Extracted data entries:
--- START ---

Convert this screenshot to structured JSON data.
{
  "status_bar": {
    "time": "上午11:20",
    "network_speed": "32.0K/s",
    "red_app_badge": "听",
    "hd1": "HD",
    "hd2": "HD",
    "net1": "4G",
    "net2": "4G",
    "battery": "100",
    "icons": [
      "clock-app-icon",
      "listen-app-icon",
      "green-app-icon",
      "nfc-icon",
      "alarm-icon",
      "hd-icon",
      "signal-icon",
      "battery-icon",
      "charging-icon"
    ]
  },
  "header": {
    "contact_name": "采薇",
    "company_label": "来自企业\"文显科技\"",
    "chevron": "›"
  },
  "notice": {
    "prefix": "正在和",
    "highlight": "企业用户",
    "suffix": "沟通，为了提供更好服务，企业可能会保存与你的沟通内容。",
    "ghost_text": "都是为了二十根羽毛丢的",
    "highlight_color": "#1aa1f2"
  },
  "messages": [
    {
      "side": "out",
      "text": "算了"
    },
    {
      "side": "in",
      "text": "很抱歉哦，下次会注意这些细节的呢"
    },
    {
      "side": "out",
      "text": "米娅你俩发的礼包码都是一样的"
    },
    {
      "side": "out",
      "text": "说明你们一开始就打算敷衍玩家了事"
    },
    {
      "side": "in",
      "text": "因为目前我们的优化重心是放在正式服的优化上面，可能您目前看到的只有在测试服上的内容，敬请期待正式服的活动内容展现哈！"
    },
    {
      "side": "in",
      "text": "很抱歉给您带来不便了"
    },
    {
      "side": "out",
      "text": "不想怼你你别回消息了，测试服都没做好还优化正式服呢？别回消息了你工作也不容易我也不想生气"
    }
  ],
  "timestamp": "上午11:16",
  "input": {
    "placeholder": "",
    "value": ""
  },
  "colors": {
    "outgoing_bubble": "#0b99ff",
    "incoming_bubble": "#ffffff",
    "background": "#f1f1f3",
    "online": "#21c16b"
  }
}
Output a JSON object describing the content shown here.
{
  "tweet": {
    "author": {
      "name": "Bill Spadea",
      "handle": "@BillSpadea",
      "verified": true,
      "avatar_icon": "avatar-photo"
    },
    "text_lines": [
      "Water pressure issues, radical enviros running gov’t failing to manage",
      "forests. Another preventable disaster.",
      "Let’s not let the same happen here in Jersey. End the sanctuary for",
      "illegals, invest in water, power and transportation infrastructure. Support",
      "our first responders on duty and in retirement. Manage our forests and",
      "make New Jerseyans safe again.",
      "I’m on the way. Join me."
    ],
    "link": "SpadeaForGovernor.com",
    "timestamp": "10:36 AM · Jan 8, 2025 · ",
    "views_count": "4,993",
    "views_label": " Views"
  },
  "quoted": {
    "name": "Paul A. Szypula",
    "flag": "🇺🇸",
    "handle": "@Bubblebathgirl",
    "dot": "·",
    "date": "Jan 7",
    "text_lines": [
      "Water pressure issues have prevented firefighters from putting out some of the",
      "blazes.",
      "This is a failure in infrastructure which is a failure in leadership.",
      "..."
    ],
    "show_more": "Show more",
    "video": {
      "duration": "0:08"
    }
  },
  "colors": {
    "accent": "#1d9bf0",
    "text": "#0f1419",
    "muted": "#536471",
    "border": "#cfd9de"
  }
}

--- END ---

Given request:
Starting with the line that contains "Output a JSON", repeat each line through the last one exactly as it appears. Include both ends and nothing more.

Expected output:
Output a JSON object describing the content shown here.
{
  "tweet": {
    "author": {
      "name": "Bill Spadea",
      "handle": "@BillSpadea",
      "verified": true,
      "avatar_icon": "avatar-photo"
    },
    "text_lines": [
      "Water pressure issues, radical enviros running gov’t failing to manage",
      "forests. Another preventable disaster.",
      "Let’s not let the same happen here in Jersey. End the sanctuary for",
      "illegals, invest in water, power and transportation infrastructure. Support",
      "our first responders on duty and in retirement. Manage our forests and",
      "make New Jerseyans safe again.",
      "I’m on the way. Join me."
    ],
    "link": "SpadeaForGovernor.com",
    "timestamp": "10:36 AM · Jan 8, 2025 · ",
    "views_count": "4,993",
    "views_label": " Views"
  },
  "quoted": {
    "name": "Paul A. Szypula",
    "flag": "🇺🇸",
    "handle": "@Bubblebathgirl",
    "dot": "·",
    "date": "Jan 7",
    "text_lines": [
      "Water pressure issues have prevented firefighters from putting out some of the",
      "blazes.",
      "This is a failure in infrastructure which is a failure in leadership.",
      "..."
    ],
    "show_more": "Show more",
    "video": {
      "duration": "0:08"
    }
  },
  "colors": {
    "accent": "#1d9bf0",
    "text": "#0f1419",
    "muted": "#536471",
    "border": "#cfd9de"
  }
}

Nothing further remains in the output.